DO THIS
Search the listing for "centre" and copy every line where it appears.

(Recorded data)

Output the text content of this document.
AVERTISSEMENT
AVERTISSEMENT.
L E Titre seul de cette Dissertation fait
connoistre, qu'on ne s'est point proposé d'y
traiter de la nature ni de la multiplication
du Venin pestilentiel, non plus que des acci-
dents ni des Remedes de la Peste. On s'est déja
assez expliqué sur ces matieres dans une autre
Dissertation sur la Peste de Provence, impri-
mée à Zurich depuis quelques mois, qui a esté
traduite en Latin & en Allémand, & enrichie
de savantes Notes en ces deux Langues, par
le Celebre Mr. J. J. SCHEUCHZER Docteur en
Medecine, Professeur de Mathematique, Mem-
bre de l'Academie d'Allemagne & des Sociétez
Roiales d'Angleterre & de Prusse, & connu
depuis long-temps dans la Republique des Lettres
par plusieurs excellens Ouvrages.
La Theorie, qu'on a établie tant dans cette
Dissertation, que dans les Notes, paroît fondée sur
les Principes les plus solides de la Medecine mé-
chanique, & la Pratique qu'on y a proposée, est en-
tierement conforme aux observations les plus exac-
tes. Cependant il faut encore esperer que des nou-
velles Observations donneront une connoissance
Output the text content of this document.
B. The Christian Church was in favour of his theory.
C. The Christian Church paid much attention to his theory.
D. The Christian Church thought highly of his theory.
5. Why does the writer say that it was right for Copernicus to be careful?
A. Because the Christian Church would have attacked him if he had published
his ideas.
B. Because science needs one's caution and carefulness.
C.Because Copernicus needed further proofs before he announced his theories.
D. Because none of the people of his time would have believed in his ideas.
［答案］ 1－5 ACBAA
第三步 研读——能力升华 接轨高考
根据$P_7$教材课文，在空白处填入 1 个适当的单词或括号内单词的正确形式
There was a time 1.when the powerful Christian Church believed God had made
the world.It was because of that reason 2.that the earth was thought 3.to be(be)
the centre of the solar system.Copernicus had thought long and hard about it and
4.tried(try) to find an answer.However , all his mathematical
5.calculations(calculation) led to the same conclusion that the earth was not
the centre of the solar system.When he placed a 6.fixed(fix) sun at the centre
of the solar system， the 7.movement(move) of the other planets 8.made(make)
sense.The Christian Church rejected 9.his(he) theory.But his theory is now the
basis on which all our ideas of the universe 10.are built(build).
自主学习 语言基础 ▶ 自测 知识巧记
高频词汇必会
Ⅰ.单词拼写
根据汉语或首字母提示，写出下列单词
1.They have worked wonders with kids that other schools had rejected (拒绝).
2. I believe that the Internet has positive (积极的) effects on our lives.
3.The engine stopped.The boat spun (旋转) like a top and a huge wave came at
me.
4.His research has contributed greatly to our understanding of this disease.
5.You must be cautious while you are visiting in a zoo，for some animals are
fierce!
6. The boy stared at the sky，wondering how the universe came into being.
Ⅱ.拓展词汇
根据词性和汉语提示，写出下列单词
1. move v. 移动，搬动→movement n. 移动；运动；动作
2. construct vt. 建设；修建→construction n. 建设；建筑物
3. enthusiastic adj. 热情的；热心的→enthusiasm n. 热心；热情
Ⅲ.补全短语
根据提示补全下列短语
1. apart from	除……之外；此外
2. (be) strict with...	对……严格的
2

SOLVED EXERCISE
the centre of the solar system.Copernicus had thought long and hard about it and
the centre of the solar system.When he placed a 6.fixed(fix) sun at the centre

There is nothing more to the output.